DATA SHOWN >>

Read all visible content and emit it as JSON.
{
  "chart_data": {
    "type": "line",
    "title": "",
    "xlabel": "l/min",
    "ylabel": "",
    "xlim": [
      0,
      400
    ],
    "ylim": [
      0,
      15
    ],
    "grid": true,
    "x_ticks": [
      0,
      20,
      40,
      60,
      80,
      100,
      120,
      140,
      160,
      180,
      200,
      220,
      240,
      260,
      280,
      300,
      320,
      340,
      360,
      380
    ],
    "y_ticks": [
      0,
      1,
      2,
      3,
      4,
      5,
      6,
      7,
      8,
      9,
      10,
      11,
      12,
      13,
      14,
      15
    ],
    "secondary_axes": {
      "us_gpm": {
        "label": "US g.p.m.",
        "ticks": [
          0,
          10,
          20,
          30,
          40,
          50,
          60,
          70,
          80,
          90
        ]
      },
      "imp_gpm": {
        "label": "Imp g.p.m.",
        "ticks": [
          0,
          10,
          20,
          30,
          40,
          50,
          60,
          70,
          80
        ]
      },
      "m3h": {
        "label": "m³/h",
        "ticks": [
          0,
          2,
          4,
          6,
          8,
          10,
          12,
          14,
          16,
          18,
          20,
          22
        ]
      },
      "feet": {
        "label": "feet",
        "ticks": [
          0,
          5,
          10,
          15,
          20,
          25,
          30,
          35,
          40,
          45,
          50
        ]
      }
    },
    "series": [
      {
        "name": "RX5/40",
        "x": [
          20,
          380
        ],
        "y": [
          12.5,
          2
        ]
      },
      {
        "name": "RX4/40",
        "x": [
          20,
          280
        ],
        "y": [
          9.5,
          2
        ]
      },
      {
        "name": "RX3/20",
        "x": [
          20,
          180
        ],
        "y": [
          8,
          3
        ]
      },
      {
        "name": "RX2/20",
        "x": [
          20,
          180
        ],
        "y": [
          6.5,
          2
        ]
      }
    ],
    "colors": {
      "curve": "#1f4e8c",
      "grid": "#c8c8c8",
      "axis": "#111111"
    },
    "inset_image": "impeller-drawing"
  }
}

EXERCISE INSTRUCTIONS >> Reproduce each entry word for word.

WORKED ANSWER >>
Read all visible content and emit it as JSON.
{
  "chart_data": {
    "type": "line",
    "title": "",
    "xlabel": "l/min",
    "ylabel": "",
    "xlim": [
      0,
      400
    ],
    "ylim": [
      0,
      15
    ],
    "grid": true,
    "x_ticks": [
      0,
      20,
      40,
      60,
      80,
      100,
      120,
      140,
      160,
      180,
      200,
      220,
      240,
      260,
      280,
      300,
      320,
      340,
      360,
      380
    ],
    "y_ticks": [
      0,
      1,
      2,
      3,
      4,
      5,
      6,
      7,
      8,
      9,
      10,
      11,
      12,
      13,
      14,
      15
    ],
    "secondary_axes": {
      "us_gpm": {
        "label": "US g.p.m.",
        "ticks": [
          0,
          10,
          20,
          30,
          40,
          50,
          60,
          70,
          80,
          90
        ]
      },
      "imp_gpm": {
        "label": "Imp g.p.m.",
        "ticks": [
          0,
          10,
          20,
          30,
          40,
          50,
          60,
          70,
          80
        ]
      },
      "m3h": {
        "label": "m³/h",
        "ticks": [
          0,
          2,
          4,
          6,
          8,
          10,
          12,
          14,
          16,
          18,
          20,
          22
        ]
      },
      "feet": {
        "label": "feet",
        "ticks": [
          0,
          5,
          10,
          15,
          20,
          25,
          30,
          35,
          40,
          45,
          50
        ]
      }
    },
    "series": [
      {
        "name": "RX5/40",
        "x": [
          20,
          380
        ],
        "y": [
          12.5,
          2
        ]
      },
      {
        "name": "RX4/40",
        "x": [
          20,
          280
        ],
        "y": [
          9.5,
          2
        ]
      },
      {
        "name": "RX3/20",
        "x": [
          20,
          180
        ],
        "y": [
          8,
          3
        ]
      },
      {
        "name": "RX2/20",
        "x": [
          20,
          180
        ],
        "y": [
          6.5,
          2
        ]
      }
    ],
    "colors": {
      "curve": "#1f4e8c",
      "grid": "#c8c8c8",
      "axis": "#111111"
    },
    "inset_image": "impeller-drawing"
  }
}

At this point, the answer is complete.